— START OF Records supplied —

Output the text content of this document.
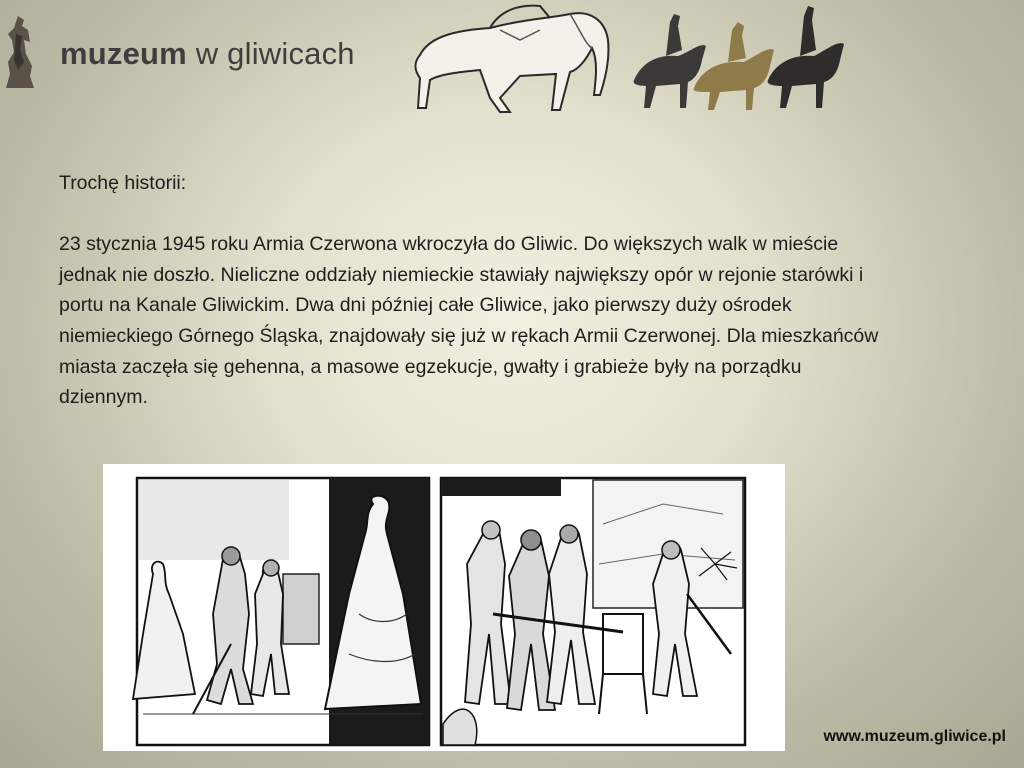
muzeum w gliwicach

Trochę historii:

23 stycznia 1945 roku Armia Czerwona wkroczyła do Gliwic. Do większych walk w mieście jednak nie doszło. Nieliczne oddziały niemieckie stawiały największy opór w rejonie starówki i portu na Kanale Gliwickim. Dwa dni później całe Gliwice, jako pierwszy duży ośrodek niemieckiego Górnego Śląska, znajdowały się już w rękach Armii Czerwonej. Dla mieszkańców miasta zaczęła się gehenna, a masowe egzekucje, gwałty i grabieże były na porządku dziennym.

www.muzeum.gliwice.pl
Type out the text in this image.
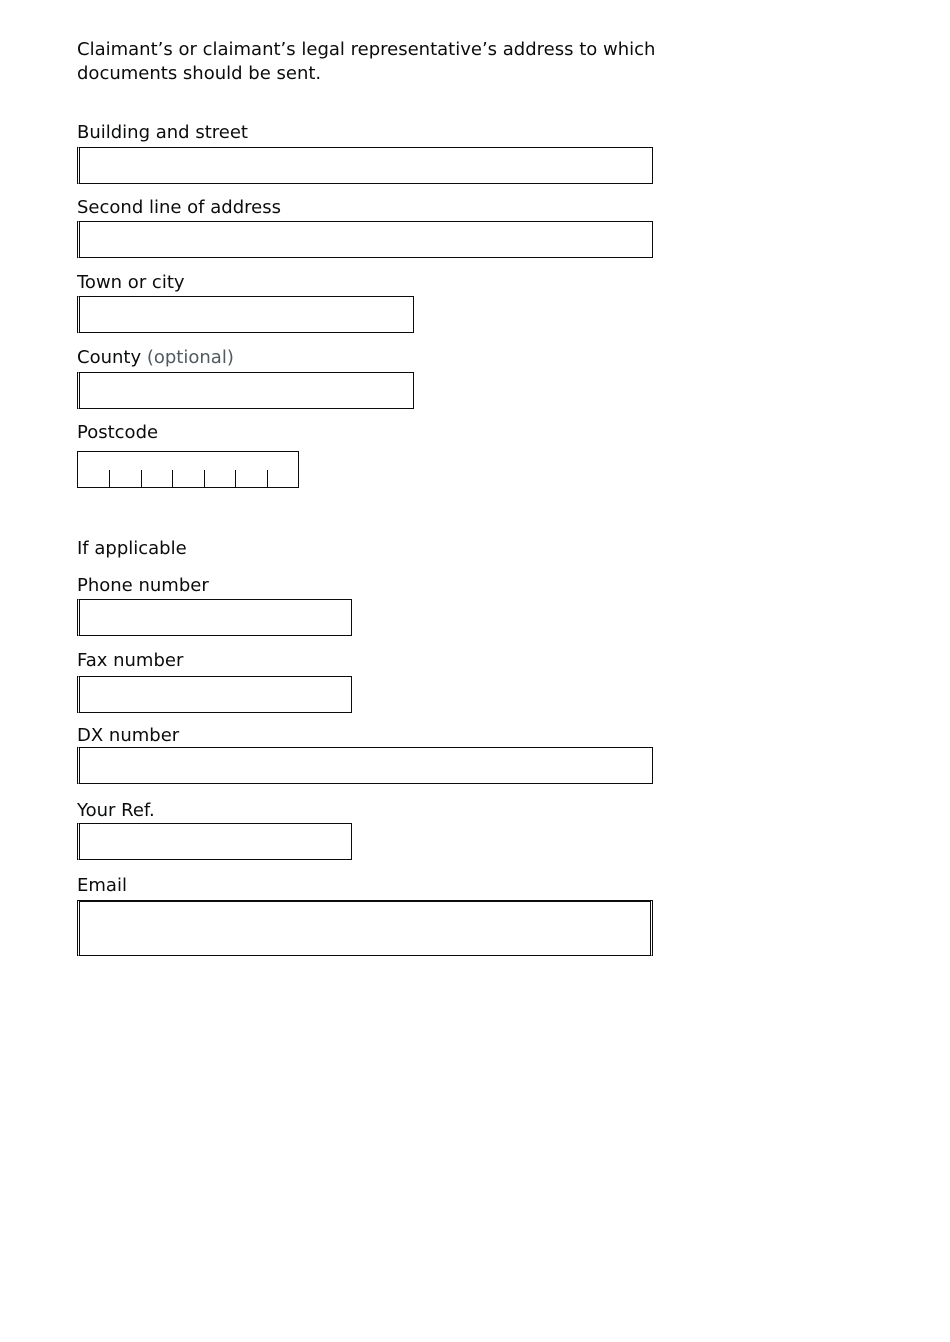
Claimant’s or claimant’s legal representative’s address to which
documents should be sent.
Building and street
Second line of address
Town or city
County (optional)
Postcode
If applicable
Phone number
Fax number
DX number
Your Ref.
Email
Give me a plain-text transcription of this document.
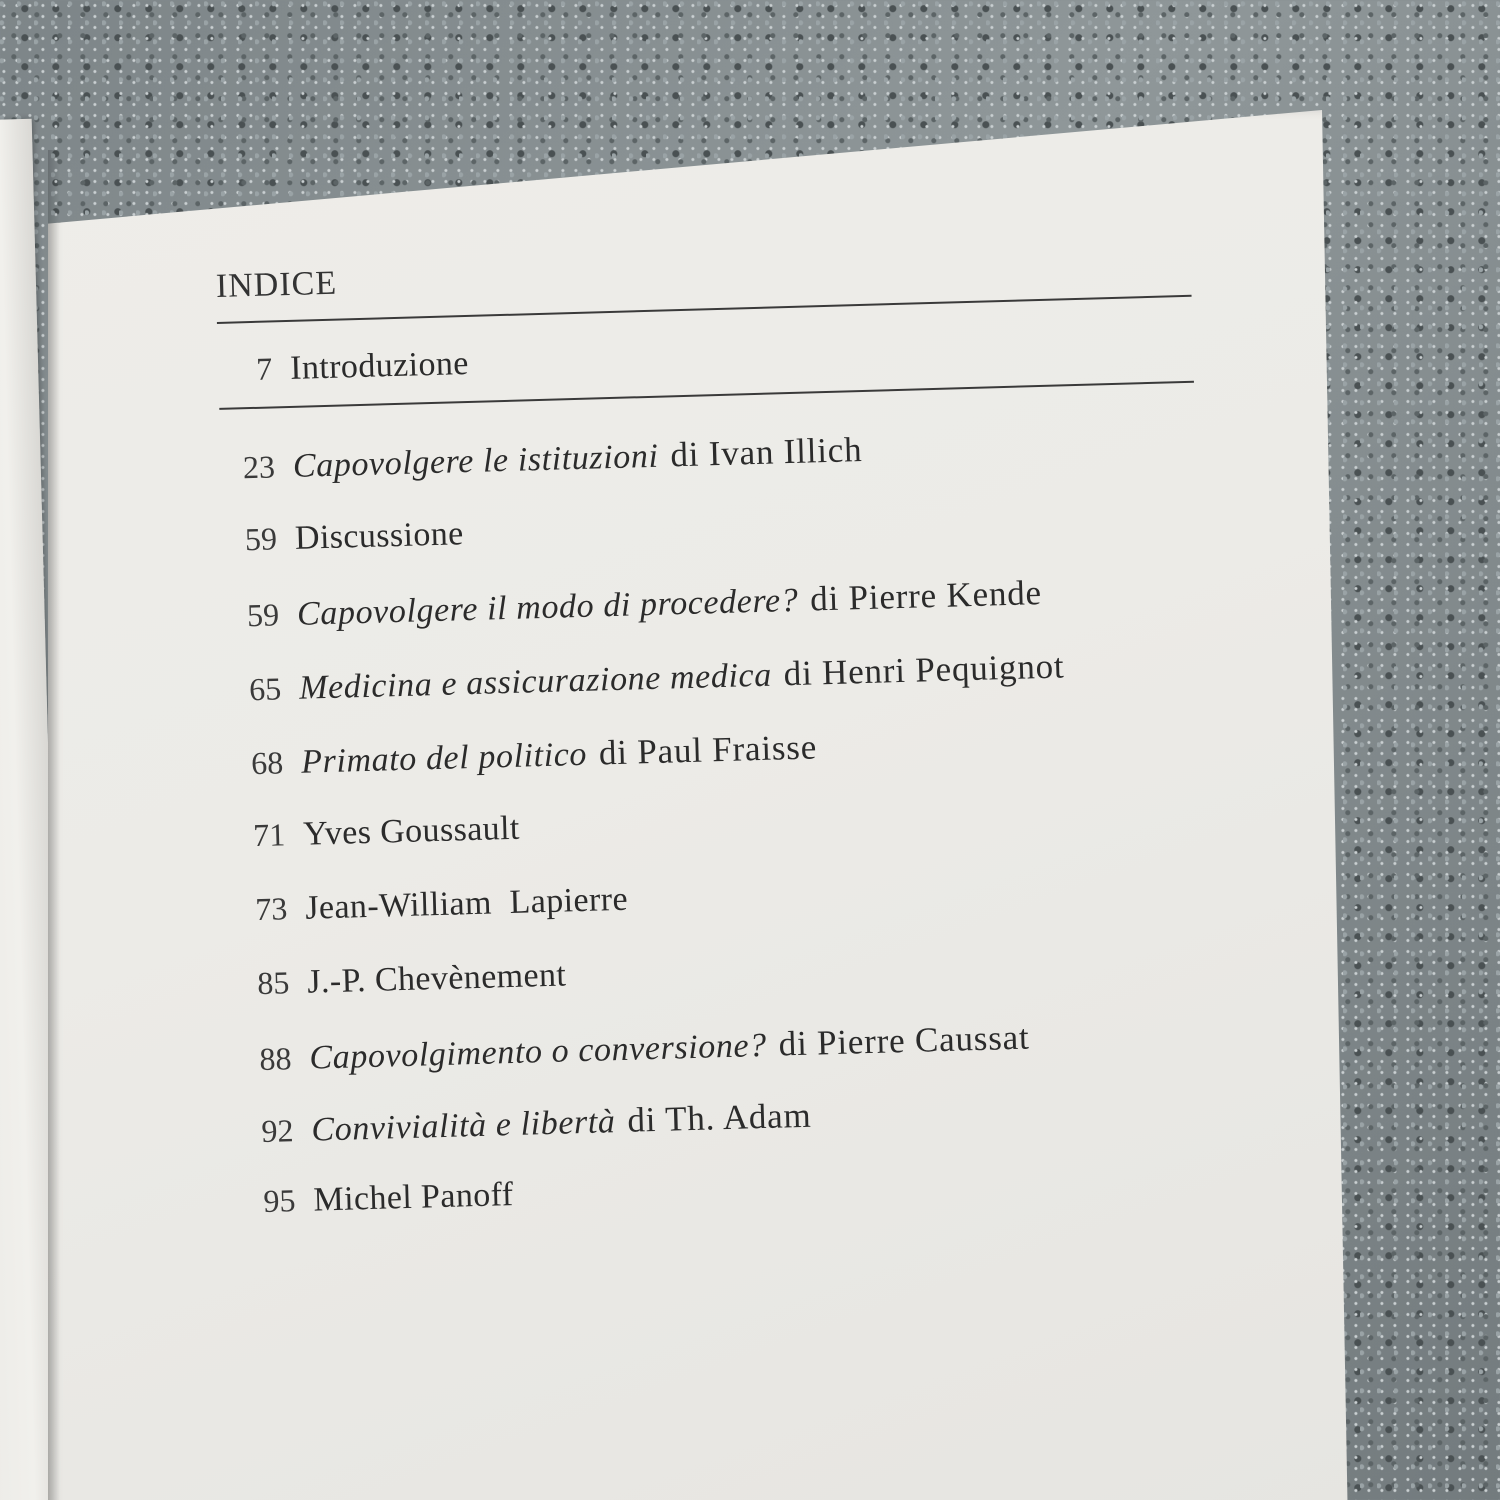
INDICE
7 Introduzione
23 Capovolgere le istituzioni di Ivan Illich
59 Discussione
59 Capovolgere il modo di procedere? di Pierre Kende
65 Medicina e assicurazione medica di Henri Pequignot
68 Primato del politico di Paul Fraisse
71 Yves Goussault
73 Jean-William  Lapierre
85 J.-P. Chevènement
88 Capovolgimento o conversione? di Pierre Caussat
92 Convivialità e libertà di Th. Adam
95 Michel Panoff
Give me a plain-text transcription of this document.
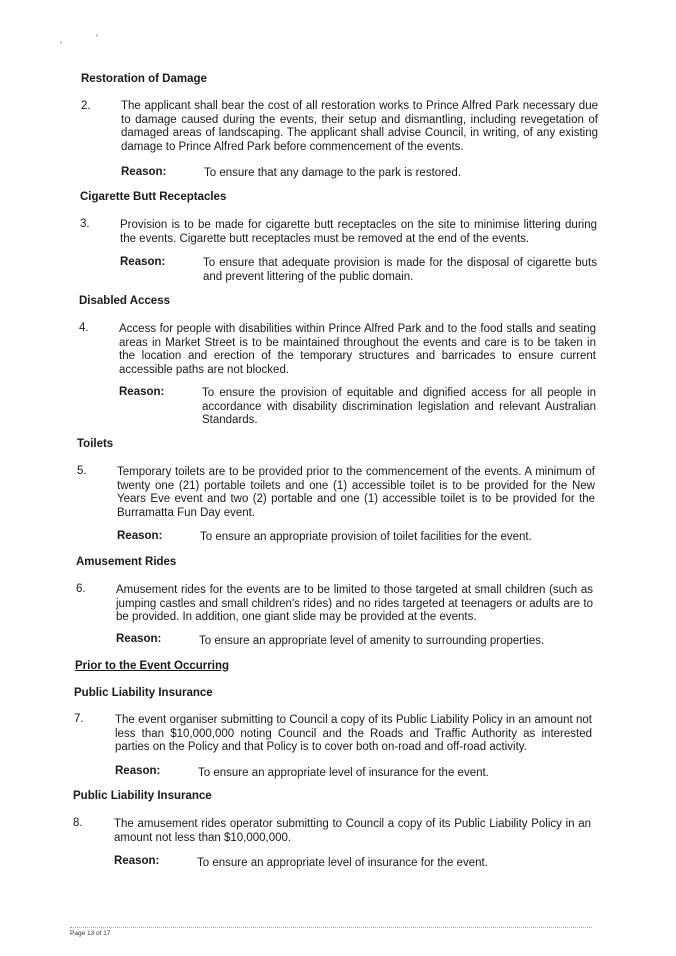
'
'
Restoration of Damage
2.	The applicant shall bear the cost of all restoration works to Prince Alfred Park necessary due to damage caused during the events, their setup and dismantling, including revegetation of damaged areas of landscaping. The applicant shall advise Council, in writing, of any existing damage to Prince Alfred Park before commencement of the events.
Reason:	To ensure that any damage to the park is restored.
Cigarette Butt Receptacles
3.	Provision is to be made for cigarette butt receptacles on the site to minimise littering during the events. Cigarette butt receptacles must be removed at the end of the events.
Reason:	To ensure that adequate provision is made for the disposal of cigarette buts and prevent littering of the public domain.
Disabled Access
4.	Access for people with disabilities within Prince Alfred Park and to the food stalls and seating areas in Market Street is to be maintained throughout the events and care is to be taken in the location and erection of the temporary structures and barricades to ensure current accessible paths are not blocked.
Reason:	To ensure the provision of equitable and dignified access for all people in accordance with disability discrimination legislation and relevant Australian Standards.
Toilets
5.	Temporary toilets are to be provided prior to the commencement of the events. A minimum of twenty one (21) portable toilets and one (1) accessible toilet is to be provided for the New Years Eve event and two (2) portable and one (1) accessible toilet is to be provided for the Burramatta Fun Day event.
Reason:	To ensure an appropriate provision of toilet facilities for the event.
Amusement Rides
6.	Amusement rides for the events are to be limited to those targeted at small children (such as jumping castles and small children's rides) and no rides targeted at teenagers or adults are to be provided. In addition, one giant slide may be provided at the events.
Reason:	To ensure an appropriate level of amenity to surrounding properties.
Prior to the Event Occurring
Public Liability Insurance
7.	The event organiser submitting to Council a copy of its Public Liability Policy in an amount not less than $10,000,000 noting Council and the Roads and Traffic Authority as interested parties on the Policy and that Policy is to cover both on-road and off-road activity.
Reason:	To ensure an appropriate level of insurance for the event.
Public Liability Insurance
8.	The amusement rides operator submitting to Council a copy of its Public Liability Policy in an amount not less than $10,000,000.
Reason:	To ensure an appropriate level of insurance for the event.
Page 13 of 17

— END OF Records supplied —

Copy out every line of the listing that contains the string "ensure".

Reason:	To ensure that any damage to the park is restored.
Reason:	To ensure that adequate provision is made for the disposal of cigarette buts and prevent littering of the public domain.
4.	Access for people with disabilities within Prince Alfred Park and to the food stalls and seating areas in Market Street is to be maintained throughout the events and care is to be taken in the location and erection of the temporary structures and barricades to ensure current accessible paths are not blocked.
Reason:	To ensure the provision of equitable and dignified access for all people in accordance with disability discrimination legislation and relevant Australian Standards.
Reason:	To ensure an appropriate provision of toilet facilities for the event.
Reason:	To ensure an appropriate level of amenity to surrounding properties.
Reason:	To ensure an appropriate level of insurance for the event.
Reason:	To ensure an appropriate level of insurance for the event.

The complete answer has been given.